Arch and Honeycomb Weathering Picture of the Week

When you were a child and thunder was new to you, did your mother try to console you by explaining that the noise was just God and the angels bowling in heaven? My mom did that. I believed her because she’d never lie to me, and she knew I’d catch her (although I don’t understand why Santa stopped sending me $20 at Christmas when she died). She always told people that I was their peer, although there may be more intelligent children. Well, what her exact words were is, “He sure ain’t the brightest kid in the class.”

Arch and Honeycomb Weathering - inside the cave on the Jenny's Canyon Trail are a natural window and Honeycomb Weathering.
Arch and Honeycomb Weathering -Inside the cave at the end of Jenny’s Canyon Trail are a natural window and Honeycomb Weathering.

This memory comes to mind because I think I’ve captured the scoreboard that the angels used. It’s visible in this week’s picture—the rows of distorted cribbage holes. If one of the bowlers threw a strike, a lightning bolt would cause a tree to burst into flames. Then they’d advance their marker into the next hole. The one that got their rock in the last spot won. It’s that simple.

I did a lot of online research to prove my thesis, but I found nothing. Instead, the experts call this kind of erosion honeycomb weathering. It’s not clearly understood, but it’s an alchemy of rock, salt, rain, freezing, and expansion. You also have to hold your tongue just right while you’re making it. I saw this type of erosion before in Canyonlands National Park when we visited too long ago, so I assume that it’s shared across Southern Utah’s sandstone formations.

This example of honeycomb weathering is in Utah’s Snow Canyon in a place they call Jenny’s Canyon. It’s at the end of a half-mile (round trip) trail near the park’s south entrance, and it was the shortest and the most rewarding of the side trips that we took. The trail leads to a slot canyon in the sandstone, but not the usual slot. Unlike Antelope Canyon near Page—where running water has cut a course into the sandstone—this is one of those stacked dunes (see last week’s picture) with a gap between the layers. Jenny’s Canyon begins as a typical slot, but dead ends in a short cave. I took my shot from inside the cave.

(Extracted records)
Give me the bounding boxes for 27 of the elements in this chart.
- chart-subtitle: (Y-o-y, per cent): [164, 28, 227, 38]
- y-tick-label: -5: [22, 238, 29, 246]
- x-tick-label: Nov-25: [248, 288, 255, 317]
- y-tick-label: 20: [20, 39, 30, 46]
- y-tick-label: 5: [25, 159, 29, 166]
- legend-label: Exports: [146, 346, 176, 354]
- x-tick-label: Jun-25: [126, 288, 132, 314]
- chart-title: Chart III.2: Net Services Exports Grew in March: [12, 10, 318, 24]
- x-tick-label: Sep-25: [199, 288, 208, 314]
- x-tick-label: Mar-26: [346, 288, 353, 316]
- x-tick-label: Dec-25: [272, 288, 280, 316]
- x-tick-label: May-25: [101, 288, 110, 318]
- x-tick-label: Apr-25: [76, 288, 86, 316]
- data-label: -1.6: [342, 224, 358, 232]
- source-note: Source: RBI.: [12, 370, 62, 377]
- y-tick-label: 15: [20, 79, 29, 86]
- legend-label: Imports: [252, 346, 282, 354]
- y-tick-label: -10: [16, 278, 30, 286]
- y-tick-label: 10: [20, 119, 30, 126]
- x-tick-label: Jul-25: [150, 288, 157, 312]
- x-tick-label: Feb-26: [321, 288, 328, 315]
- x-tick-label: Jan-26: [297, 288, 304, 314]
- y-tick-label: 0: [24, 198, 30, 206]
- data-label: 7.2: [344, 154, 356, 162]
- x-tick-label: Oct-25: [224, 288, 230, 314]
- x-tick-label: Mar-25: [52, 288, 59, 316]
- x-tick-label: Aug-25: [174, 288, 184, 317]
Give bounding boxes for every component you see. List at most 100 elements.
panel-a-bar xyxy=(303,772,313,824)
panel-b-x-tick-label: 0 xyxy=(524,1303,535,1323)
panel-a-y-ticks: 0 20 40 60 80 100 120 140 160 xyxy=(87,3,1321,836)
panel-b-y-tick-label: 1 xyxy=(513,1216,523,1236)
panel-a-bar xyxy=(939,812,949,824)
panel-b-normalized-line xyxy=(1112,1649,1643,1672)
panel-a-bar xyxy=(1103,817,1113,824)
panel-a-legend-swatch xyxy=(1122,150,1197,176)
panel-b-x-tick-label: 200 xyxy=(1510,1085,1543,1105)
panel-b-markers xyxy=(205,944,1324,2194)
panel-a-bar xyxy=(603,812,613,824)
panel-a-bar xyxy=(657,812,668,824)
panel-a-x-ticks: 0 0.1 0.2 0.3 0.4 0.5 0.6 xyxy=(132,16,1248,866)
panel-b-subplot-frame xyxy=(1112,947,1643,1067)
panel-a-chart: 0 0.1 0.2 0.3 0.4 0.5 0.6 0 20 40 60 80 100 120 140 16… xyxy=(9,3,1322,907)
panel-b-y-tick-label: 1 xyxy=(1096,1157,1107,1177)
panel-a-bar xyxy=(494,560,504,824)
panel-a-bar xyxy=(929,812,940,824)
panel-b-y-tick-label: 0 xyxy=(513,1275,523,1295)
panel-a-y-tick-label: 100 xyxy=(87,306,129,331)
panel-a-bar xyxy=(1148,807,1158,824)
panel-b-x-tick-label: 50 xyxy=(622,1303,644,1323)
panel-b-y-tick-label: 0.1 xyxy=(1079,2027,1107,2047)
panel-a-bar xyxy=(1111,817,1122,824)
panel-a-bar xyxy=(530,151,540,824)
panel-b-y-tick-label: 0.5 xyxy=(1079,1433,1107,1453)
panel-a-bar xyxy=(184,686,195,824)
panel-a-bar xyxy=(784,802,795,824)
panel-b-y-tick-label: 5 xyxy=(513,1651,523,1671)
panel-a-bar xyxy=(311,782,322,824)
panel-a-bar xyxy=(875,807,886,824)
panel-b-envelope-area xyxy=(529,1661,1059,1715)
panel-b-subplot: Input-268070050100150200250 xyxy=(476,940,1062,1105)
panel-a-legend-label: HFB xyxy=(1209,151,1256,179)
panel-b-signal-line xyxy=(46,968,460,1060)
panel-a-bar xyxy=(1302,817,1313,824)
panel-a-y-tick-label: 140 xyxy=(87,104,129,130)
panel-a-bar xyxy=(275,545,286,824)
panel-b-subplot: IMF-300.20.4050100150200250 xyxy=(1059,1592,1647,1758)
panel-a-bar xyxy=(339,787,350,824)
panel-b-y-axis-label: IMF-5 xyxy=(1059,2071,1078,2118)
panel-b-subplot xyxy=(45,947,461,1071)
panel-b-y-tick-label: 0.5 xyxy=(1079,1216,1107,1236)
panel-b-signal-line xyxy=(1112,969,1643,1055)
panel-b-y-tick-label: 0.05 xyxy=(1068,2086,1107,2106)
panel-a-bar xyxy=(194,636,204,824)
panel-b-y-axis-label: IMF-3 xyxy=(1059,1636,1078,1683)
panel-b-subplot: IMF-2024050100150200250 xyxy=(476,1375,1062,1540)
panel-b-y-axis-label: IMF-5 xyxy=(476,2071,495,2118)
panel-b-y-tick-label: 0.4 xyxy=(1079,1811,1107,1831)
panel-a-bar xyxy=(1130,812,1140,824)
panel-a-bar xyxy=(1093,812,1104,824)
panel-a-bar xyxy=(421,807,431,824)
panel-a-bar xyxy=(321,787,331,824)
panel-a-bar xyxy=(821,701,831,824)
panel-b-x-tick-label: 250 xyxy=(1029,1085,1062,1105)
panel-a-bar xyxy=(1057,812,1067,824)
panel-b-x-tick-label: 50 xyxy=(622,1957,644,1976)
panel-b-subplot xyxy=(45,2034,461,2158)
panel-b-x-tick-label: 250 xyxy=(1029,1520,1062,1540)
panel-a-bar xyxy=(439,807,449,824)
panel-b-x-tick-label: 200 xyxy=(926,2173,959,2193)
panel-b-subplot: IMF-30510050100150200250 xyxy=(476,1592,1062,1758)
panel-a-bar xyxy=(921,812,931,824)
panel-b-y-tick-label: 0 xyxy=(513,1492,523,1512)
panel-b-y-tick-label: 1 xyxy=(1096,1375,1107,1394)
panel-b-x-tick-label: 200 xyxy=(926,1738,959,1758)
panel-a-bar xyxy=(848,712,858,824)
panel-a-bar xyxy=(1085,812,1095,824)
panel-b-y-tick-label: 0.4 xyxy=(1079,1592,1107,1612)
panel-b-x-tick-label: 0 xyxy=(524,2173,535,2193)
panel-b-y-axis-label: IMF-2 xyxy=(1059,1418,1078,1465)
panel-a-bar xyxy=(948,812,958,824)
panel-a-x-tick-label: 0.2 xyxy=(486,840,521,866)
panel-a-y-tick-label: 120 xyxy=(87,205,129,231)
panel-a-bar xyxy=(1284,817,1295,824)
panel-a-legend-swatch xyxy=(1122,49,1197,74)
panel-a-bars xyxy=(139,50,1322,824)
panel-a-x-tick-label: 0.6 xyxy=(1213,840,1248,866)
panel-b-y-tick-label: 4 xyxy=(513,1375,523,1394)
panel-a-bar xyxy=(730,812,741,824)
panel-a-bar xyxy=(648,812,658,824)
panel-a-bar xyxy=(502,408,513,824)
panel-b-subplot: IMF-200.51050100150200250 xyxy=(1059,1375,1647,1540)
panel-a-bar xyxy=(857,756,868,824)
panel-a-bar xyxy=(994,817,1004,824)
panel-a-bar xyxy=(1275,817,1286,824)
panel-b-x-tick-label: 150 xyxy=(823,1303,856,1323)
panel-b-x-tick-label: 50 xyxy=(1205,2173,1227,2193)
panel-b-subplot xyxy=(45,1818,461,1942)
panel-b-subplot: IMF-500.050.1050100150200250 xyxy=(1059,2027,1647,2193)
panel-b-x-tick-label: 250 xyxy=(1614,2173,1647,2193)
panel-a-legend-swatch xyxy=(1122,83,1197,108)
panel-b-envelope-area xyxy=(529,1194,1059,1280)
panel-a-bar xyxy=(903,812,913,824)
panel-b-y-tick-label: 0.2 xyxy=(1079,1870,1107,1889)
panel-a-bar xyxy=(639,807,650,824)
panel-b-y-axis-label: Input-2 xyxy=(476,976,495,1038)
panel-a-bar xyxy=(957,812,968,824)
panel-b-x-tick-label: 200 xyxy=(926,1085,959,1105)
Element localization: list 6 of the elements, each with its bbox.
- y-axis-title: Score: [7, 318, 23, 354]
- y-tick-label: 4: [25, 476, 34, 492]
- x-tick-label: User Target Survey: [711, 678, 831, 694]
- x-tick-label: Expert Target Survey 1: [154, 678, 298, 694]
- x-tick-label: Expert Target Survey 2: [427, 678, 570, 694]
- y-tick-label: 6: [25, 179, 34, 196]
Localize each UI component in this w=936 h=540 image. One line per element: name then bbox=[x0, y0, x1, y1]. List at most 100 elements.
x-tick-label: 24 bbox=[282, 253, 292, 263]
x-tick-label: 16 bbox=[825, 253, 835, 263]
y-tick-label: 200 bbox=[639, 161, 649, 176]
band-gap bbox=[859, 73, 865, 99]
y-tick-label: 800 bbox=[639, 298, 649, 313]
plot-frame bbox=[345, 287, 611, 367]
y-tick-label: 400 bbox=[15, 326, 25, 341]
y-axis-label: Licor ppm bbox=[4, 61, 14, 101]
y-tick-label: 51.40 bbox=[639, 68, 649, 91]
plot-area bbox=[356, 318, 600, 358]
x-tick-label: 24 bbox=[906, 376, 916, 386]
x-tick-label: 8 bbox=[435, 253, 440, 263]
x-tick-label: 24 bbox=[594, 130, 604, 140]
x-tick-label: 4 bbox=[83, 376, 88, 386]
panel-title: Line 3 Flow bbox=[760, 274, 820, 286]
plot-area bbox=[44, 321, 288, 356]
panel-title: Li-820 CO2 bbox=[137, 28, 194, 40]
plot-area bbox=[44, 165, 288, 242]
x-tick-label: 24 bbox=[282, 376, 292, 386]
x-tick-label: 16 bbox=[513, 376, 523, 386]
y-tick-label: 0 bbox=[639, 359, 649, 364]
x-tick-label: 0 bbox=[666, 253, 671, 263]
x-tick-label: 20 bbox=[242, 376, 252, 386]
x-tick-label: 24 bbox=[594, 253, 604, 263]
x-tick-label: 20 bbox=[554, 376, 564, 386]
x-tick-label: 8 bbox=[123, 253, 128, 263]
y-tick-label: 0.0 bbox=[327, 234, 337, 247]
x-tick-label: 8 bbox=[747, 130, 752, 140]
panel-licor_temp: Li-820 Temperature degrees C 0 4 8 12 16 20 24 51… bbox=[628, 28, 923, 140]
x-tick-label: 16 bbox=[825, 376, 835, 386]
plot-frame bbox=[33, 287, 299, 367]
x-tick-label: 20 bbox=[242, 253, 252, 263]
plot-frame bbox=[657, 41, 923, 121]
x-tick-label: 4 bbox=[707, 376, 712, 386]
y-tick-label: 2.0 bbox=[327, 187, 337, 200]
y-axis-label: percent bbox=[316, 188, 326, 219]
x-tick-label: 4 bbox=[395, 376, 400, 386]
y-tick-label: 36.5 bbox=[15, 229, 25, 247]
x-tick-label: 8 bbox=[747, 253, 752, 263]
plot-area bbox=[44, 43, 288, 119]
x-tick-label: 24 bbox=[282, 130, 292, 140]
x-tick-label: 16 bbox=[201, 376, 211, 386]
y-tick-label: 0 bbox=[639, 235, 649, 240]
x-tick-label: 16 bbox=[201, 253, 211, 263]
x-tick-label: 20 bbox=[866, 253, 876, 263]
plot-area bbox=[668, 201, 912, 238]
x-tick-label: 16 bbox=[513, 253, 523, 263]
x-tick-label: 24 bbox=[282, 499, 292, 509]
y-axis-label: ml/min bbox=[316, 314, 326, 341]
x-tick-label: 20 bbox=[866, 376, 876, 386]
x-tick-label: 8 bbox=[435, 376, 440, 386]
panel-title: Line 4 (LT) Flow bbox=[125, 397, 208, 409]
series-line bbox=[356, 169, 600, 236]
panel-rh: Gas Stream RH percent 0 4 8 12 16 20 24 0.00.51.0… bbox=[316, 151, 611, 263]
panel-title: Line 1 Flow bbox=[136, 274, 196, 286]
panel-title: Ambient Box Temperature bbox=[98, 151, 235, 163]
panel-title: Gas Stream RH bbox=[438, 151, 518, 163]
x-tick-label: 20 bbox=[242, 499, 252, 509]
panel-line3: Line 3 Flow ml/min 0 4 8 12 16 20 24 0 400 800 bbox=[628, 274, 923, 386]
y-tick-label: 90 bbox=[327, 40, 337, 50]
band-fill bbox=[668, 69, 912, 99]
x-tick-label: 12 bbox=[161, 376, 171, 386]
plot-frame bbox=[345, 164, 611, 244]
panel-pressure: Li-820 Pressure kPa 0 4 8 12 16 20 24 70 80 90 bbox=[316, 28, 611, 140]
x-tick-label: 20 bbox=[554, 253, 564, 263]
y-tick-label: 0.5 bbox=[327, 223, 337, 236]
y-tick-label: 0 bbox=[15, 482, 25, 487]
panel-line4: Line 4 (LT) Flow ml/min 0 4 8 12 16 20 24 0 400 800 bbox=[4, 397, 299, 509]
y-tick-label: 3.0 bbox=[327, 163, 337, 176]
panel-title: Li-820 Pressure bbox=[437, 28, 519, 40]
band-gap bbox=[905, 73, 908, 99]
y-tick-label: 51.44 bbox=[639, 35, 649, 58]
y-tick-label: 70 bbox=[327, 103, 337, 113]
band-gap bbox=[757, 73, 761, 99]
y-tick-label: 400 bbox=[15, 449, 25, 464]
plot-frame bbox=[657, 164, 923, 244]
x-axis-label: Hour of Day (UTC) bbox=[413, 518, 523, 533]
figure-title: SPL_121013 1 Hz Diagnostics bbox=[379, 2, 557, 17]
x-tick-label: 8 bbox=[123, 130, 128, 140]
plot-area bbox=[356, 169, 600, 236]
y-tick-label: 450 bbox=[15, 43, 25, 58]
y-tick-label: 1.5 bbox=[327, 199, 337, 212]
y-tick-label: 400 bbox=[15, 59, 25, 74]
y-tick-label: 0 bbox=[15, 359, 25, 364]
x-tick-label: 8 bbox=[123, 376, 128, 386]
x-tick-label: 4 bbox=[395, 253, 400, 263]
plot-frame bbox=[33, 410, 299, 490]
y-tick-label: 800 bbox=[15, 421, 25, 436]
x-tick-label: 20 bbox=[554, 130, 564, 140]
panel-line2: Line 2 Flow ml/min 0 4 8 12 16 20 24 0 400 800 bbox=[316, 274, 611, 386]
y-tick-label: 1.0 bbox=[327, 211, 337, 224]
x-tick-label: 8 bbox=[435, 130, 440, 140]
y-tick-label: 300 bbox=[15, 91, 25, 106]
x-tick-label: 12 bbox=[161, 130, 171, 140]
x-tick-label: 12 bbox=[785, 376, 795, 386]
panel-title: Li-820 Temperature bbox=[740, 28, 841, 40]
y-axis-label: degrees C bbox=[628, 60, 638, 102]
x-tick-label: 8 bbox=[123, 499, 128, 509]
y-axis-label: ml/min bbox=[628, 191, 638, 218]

**Problem to work on**
From the post about honeycomb weathering, print the words between "Arch and Honeycomb Weathering - inside" and "It’s that simple.", inclusive, word for word.

**Written answer**
Arch and Honeycomb Weathering - inside the cave on the Jenny's Canyon Trail are a natural window and Honeycomb Weathering.
Arch and Honeycomb Weathering -Inside the cave at the end of Jenny’s Canyon Trail are a natural window and Honeycomb Weathering.

This memory comes to mind because I think I’ve captured the scoreboard that the angels used. It’s visible in this week’s picture—the rows of distorted cribbage holes. If one of the bowlers threw a strike, a lightning bolt would cause a tree to burst into flames. Then they’d advance their marker into the next hole. The one that got their rock in the last spot won. It’s that simple.